Keep only the lines of the listing that include the word "marker", and copy them.

[Begin Dataset excerpts]

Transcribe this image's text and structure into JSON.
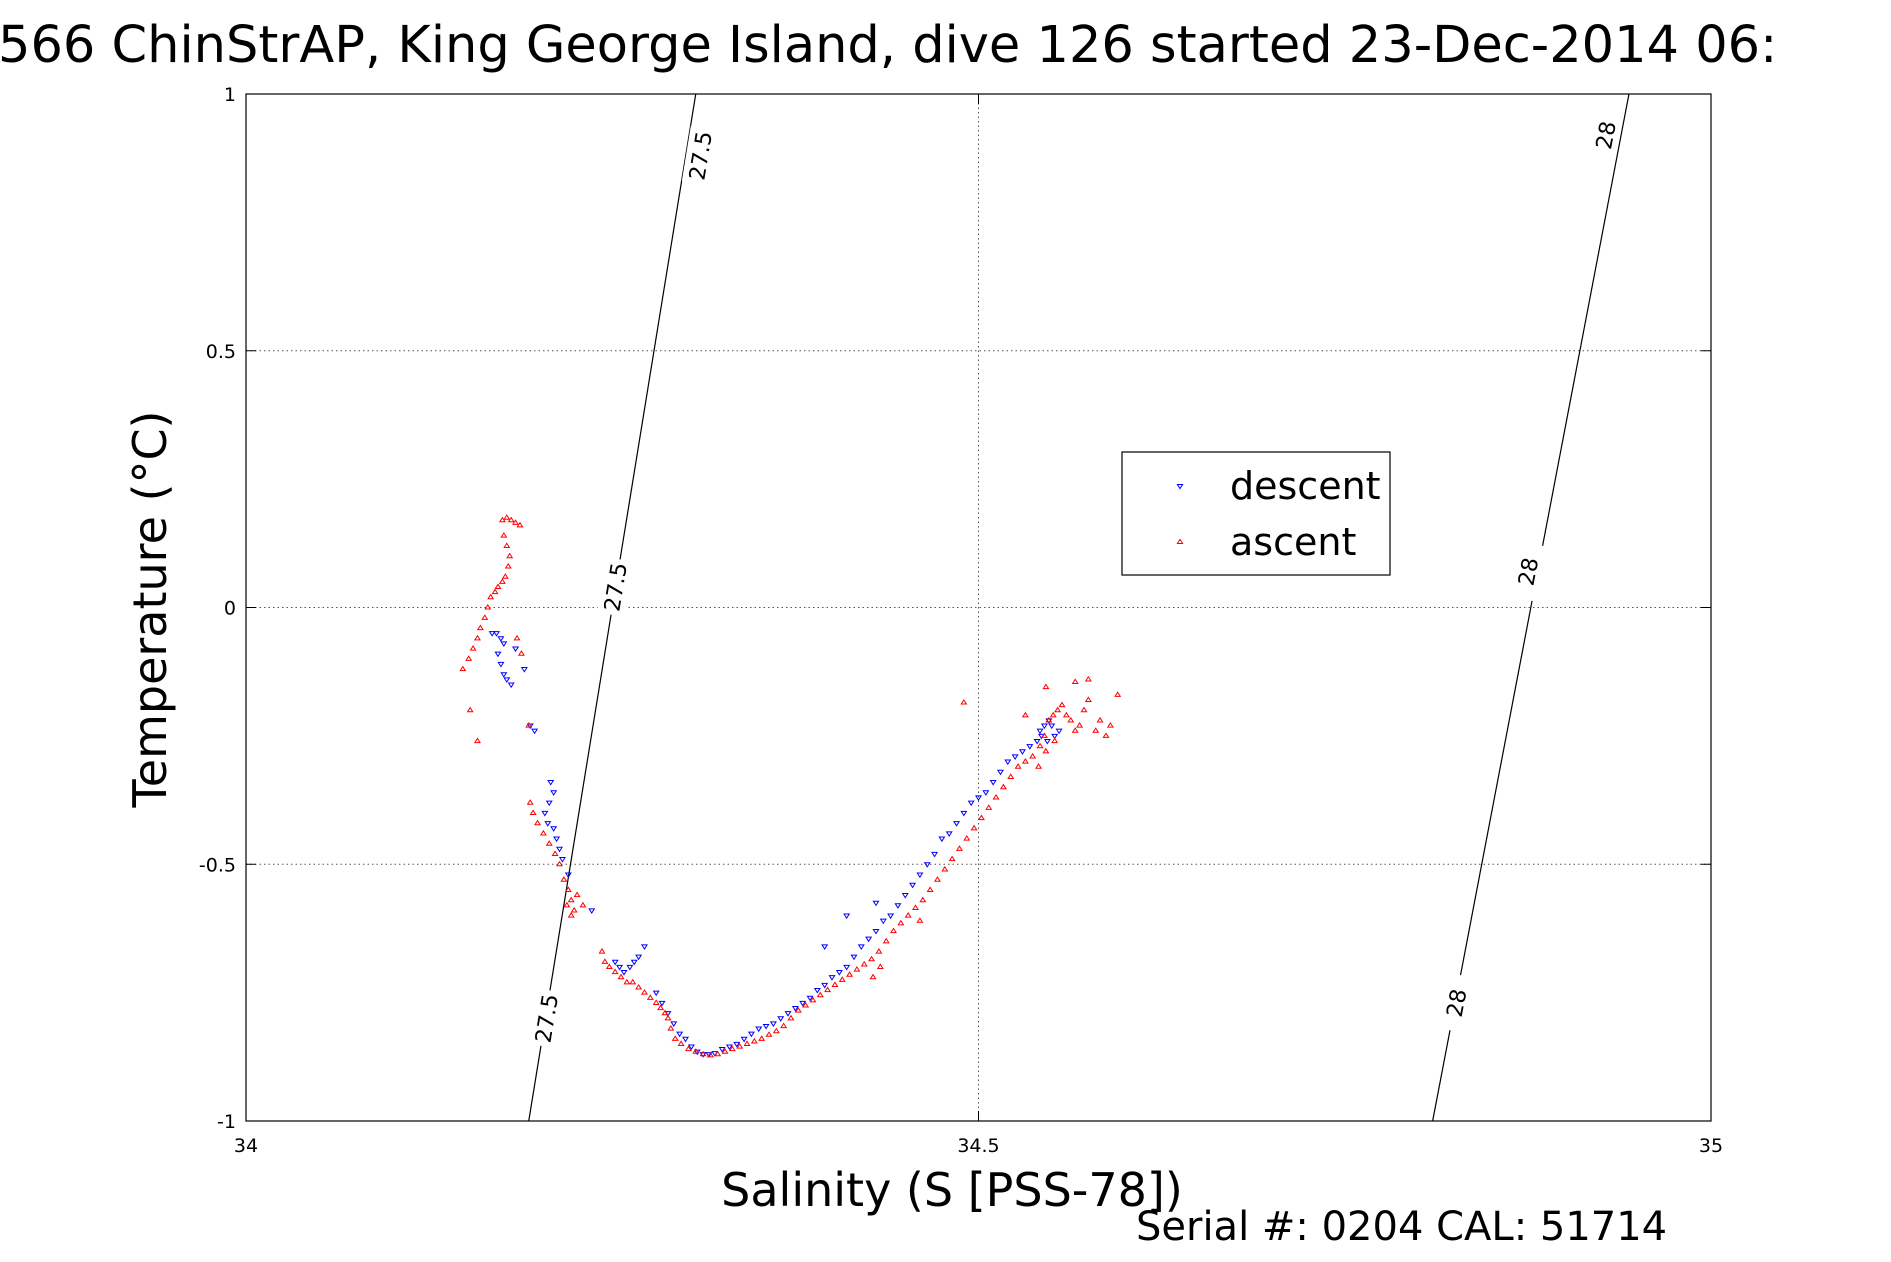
{
  "chart_data": {
    "type": "scatter",
    "title": "566 ChinStrAP, King George Island, dive 126 started 23-Dec-2014 06:",
    "xlabel": "Salinity (S [PSS-78])",
    "ylabel": "Temperature (°C)",
    "xlim": [
      34,
      35
    ],
    "ylim": [
      -1,
      1
    ],
    "xticks": [
      34,
      34.5,
      35
    ],
    "xtick_labels": [
      "34",
      "34.5",
      "35"
    ],
    "yticks": [
      1,
      0.5,
      0,
      -0.5,
      -1
    ],
    "ytick_labels": [
      "1",
      "0.5",
      "0",
      "-0.5",
      "-1"
    ],
    "grid": true,
    "legend_position": "upper-middle-right",
    "footer": "Serial #: 0204  CAL: 51714",
    "isopycnals": [
      {
        "label": "27.5",
        "points": [
          [
            34.193,
            -1.0
          ],
          [
            34.307,
            1.0
          ]
        ],
        "label_positions": [
          [
            34.205,
            -0.8
          ],
          [
            34.252,
            0.04
          ],
          [
            34.31,
            0.88
          ]
        ]
      },
      {
        "label": "28",
        "points": [
          [
            34.81,
            -1.0
          ],
          [
            34.944,
            1.0
          ]
        ],
        "label_positions": [
          [
            34.826,
            -0.77
          ],
          [
            34.875,
            0.07
          ],
          [
            34.928,
            0.92
          ]
        ]
      }
    ],
    "series": [
      {
        "name": "descent",
        "marker": "triangle-down",
        "color": "#0000ff",
        "points": [
          [
            34.168,
            -0.05
          ],
          [
            34.171,
            -0.05
          ],
          [
            34.174,
            -0.06
          ],
          [
            34.176,
            -0.07
          ],
          [
            34.172,
            -0.09
          ],
          [
            34.174,
            -0.11
          ],
          [
            34.176,
            -0.13
          ],
          [
            34.178,
            -0.14
          ],
          [
            34.181,
            -0.15
          ],
          [
            34.184,
            -0.08
          ],
          [
            34.19,
            -0.12
          ],
          [
            34.194,
            -0.23
          ],
          [
            34.197,
            -0.24
          ],
          [
            34.208,
            -0.34
          ],
          [
            34.21,
            -0.36
          ],
          [
            34.207,
            -0.38
          ],
          [
            34.204,
            -0.4
          ],
          [
            34.206,
            -0.42
          ],
          [
            34.21,
            -0.43
          ],
          [
            34.212,
            -0.45
          ],
          [
            34.214,
            -0.47
          ],
          [
            34.216,
            -0.49
          ],
          [
            34.22,
            -0.52
          ],
          [
            34.236,
            -0.59
          ],
          [
            34.252,
            -0.69
          ],
          [
            34.255,
            -0.7
          ],
          [
            34.258,
            -0.71
          ],
          [
            34.262,
            -0.7
          ],
          [
            34.265,
            -0.69
          ],
          [
            34.268,
            -0.68
          ],
          [
            34.272,
            -0.66
          ],
          [
            34.28,
            -0.75
          ],
          [
            34.284,
            -0.77
          ],
          [
            34.288,
            -0.79
          ],
          [
            34.292,
            -0.81
          ],
          [
            34.296,
            -0.83
          ],
          [
            34.3,
            -0.84
          ],
          [
            34.304,
            -0.855
          ],
          [
            34.308,
            -0.865
          ],
          [
            34.312,
            -0.87
          ],
          [
            34.316,
            -0.87
          ],
          [
            34.32,
            -0.868
          ],
          [
            34.325,
            -0.86
          ],
          [
            34.33,
            -0.855
          ],
          [
            34.335,
            -0.85
          ],
          [
            34.34,
            -0.84
          ],
          [
            34.345,
            -0.83
          ],
          [
            34.35,
            -0.82
          ],
          [
            34.355,
            -0.815
          ],
          [
            34.36,
            -0.81
          ],
          [
            34.365,
            -0.8
          ],
          [
            34.37,
            -0.79
          ],
          [
            34.375,
            -0.78
          ],
          [
            34.38,
            -0.77
          ],
          [
            34.385,
            -0.76
          ],
          [
            34.39,
            -0.745
          ],
          [
            34.395,
            -0.735
          ],
          [
            34.4,
            -0.72
          ],
          [
            34.405,
            -0.71
          ],
          [
            34.41,
            -0.7
          ],
          [
            34.415,
            -0.68
          ],
          [
            34.42,
            -0.66
          ],
          [
            34.425,
            -0.645
          ],
          [
            34.43,
            -0.63
          ],
          [
            34.435,
            -0.61
          ],
          [
            34.44,
            -0.6
          ],
          [
            34.445,
            -0.58
          ],
          [
            34.45,
            -0.56
          ],
          [
            34.455,
            -0.54
          ],
          [
            34.46,
            -0.52
          ],
          [
            34.465,
            -0.5
          ],
          [
            34.47,
            -0.48
          ],
          [
            34.475,
            -0.45
          ],
          [
            34.48,
            -0.44
          ],
          [
            34.485,
            -0.42
          ],
          [
            34.49,
            -0.4
          ],
          [
            34.495,
            -0.38
          ],
          [
            34.5,
            -0.37
          ],
          [
            34.505,
            -0.36
          ],
          [
            34.51,
            -0.34
          ],
          [
            34.515,
            -0.32
          ],
          [
            34.52,
            -0.3
          ],
          [
            34.525,
            -0.29
          ],
          [
            34.53,
            -0.28
          ],
          [
            34.535,
            -0.27
          ],
          [
            34.54,
            -0.26
          ],
          [
            34.542,
            -0.24
          ],
          [
            34.545,
            -0.23
          ],
          [
            34.548,
            -0.22
          ],
          [
            34.55,
            -0.23
          ],
          [
            34.552,
            -0.25
          ],
          [
            34.547,
            -0.26
          ],
          [
            34.543,
            -0.25
          ],
          [
            34.555,
            -0.24
          ],
          [
            34.41,
            -0.6
          ],
          [
            34.395,
            -0.66
          ],
          [
            34.43,
            -0.575
          ]
        ]
      },
      {
        "name": "ascent",
        "marker": "triangle-up",
        "color": "#ff0000",
        "points": [
          [
            34.175,
            0.17
          ],
          [
            34.178,
            0.175
          ],
          [
            34.181,
            0.17
          ],
          [
            34.184,
            0.165
          ],
          [
            34.187,
            0.16
          ],
          [
            34.176,
            0.14
          ],
          [
            34.178,
            0.12
          ],
          [
            34.18,
            0.1
          ],
          [
            34.179,
            0.08
          ],
          [
            34.177,
            0.06
          ],
          [
            34.175,
            0.05
          ],
          [
            34.172,
            0.04
          ],
          [
            34.17,
            0.03
          ],
          [
            34.167,
            0.02
          ],
          [
            34.165,
            0.0
          ],
          [
            34.163,
            -0.02
          ],
          [
            34.16,
            -0.04
          ],
          [
            34.158,
            -0.06
          ],
          [
            34.155,
            -0.08
          ],
          [
            34.152,
            -0.1
          ],
          [
            34.148,
            -0.12
          ],
          [
            34.153,
            -0.2
          ],
          [
            34.158,
            -0.26
          ],
          [
            34.188,
            -0.09
          ],
          [
            34.185,
            -0.06
          ],
          [
            34.193,
            -0.23
          ],
          [
            34.194,
            -0.38
          ],
          [
            34.196,
            -0.4
          ],
          [
            34.199,
            -0.42
          ],
          [
            34.203,
            -0.44
          ],
          [
            34.207,
            -0.46
          ],
          [
            34.211,
            -0.48
          ],
          [
            34.214,
            -0.5
          ],
          [
            34.217,
            -0.53
          ],
          [
            34.22,
            -0.55
          ],
          [
            34.222,
            -0.57
          ],
          [
            34.224,
            -0.59
          ],
          [
            34.222,
            -0.6
          ],
          [
            34.219,
            -0.58
          ],
          [
            34.226,
            -0.56
          ],
          [
            34.23,
            -0.58
          ],
          [
            34.243,
            -0.67
          ],
          [
            34.245,
            -0.69
          ],
          [
            34.248,
            -0.7
          ],
          [
            34.252,
            -0.71
          ],
          [
            34.256,
            -0.72
          ],
          [
            34.26,
            -0.73
          ],
          [
            34.264,
            -0.73
          ],
          [
            34.268,
            -0.74
          ],
          [
            34.272,
            -0.75
          ],
          [
            34.276,
            -0.76
          ],
          [
            34.28,
            -0.77
          ],
          [
            34.283,
            -0.78
          ],
          [
            34.286,
            -0.79
          ],
          [
            34.288,
            -0.8
          ],
          [
            34.29,
            -0.82
          ],
          [
            34.293,
            -0.84
          ],
          [
            34.297,
            -0.85
          ],
          [
            34.302,
            -0.86
          ],
          [
            34.307,
            -0.865
          ],
          [
            34.312,
            -0.87
          ],
          [
            34.317,
            -0.872
          ],
          [
            34.322,
            -0.87
          ],
          [
            34.327,
            -0.865
          ],
          [
            34.332,
            -0.86
          ],
          [
            34.337,
            -0.855
          ],
          [
            34.342,
            -0.85
          ],
          [
            34.347,
            -0.845
          ],
          [
            34.352,
            -0.84
          ],
          [
            34.357,
            -0.832
          ],
          [
            34.362,
            -0.825
          ],
          [
            34.367,
            -0.815
          ],
          [
            34.372,
            -0.8
          ],
          [
            34.377,
            -0.785
          ],
          [
            34.382,
            -0.775
          ],
          [
            34.387,
            -0.765
          ],
          [
            34.392,
            -0.755
          ],
          [
            34.397,
            -0.745
          ],
          [
            34.402,
            -0.735
          ],
          [
            34.407,
            -0.725
          ],
          [
            34.412,
            -0.715
          ],
          [
            34.417,
            -0.705
          ],
          [
            34.422,
            -0.695
          ],
          [
            34.427,
            -0.685
          ],
          [
            34.432,
            -0.67
          ],
          [
            34.437,
            -0.65
          ],
          [
            34.442,
            -0.63
          ],
          [
            34.447,
            -0.615
          ],
          [
            34.452,
            -0.6
          ],
          [
            34.457,
            -0.585
          ],
          [
            34.462,
            -0.57
          ],
          [
            34.467,
            -0.55
          ],
          [
            34.472,
            -0.53
          ],
          [
            34.477,
            -0.51
          ],
          [
            34.482,
            -0.49
          ],
          [
            34.487,
            -0.47
          ],
          [
            34.492,
            -0.45
          ],
          [
            34.497,
            -0.43
          ],
          [
            34.502,
            -0.41
          ],
          [
            34.507,
            -0.39
          ],
          [
            34.512,
            -0.37
          ],
          [
            34.517,
            -0.35
          ],
          [
            34.522,
            -0.33
          ],
          [
            34.527,
            -0.31
          ],
          [
            34.532,
            -0.3
          ],
          [
            34.537,
            -0.29
          ],
          [
            34.542,
            -0.27
          ],
          [
            34.545,
            -0.25
          ],
          [
            34.548,
            -0.22
          ],
          [
            34.551,
            -0.21
          ],
          [
            34.554,
            -0.2
          ],
          [
            34.557,
            -0.19
          ],
          [
            34.56,
            -0.21
          ],
          [
            34.563,
            -0.22
          ],
          [
            34.566,
            -0.24
          ],
          [
            34.569,
            -0.23
          ],
          [
            34.572,
            -0.2
          ],
          [
            34.575,
            -0.18
          ],
          [
            34.58,
            -0.24
          ],
          [
            34.583,
            -0.22
          ],
          [
            34.587,
            -0.25
          ],
          [
            34.59,
            -0.23
          ],
          [
            34.595,
            -0.17
          ],
          [
            34.546,
            -0.155
          ],
          [
            34.566,
            -0.145
          ],
          [
            34.532,
            -0.21
          ],
          [
            34.575,
            -0.14
          ],
          [
            34.49,
            -0.185
          ],
          [
            34.546,
            -0.28
          ],
          [
            34.541,
            -0.31
          ],
          [
            34.552,
            -0.26
          ],
          [
            34.433,
            -0.7
          ],
          [
            34.428,
            -0.72
          ],
          [
            34.46,
            -0.61
          ]
        ]
      }
    ]
  }
}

[End Dataset excerpts]

** Solution below **
        "marker": "triangle-down",
        "marker": "triangle-up",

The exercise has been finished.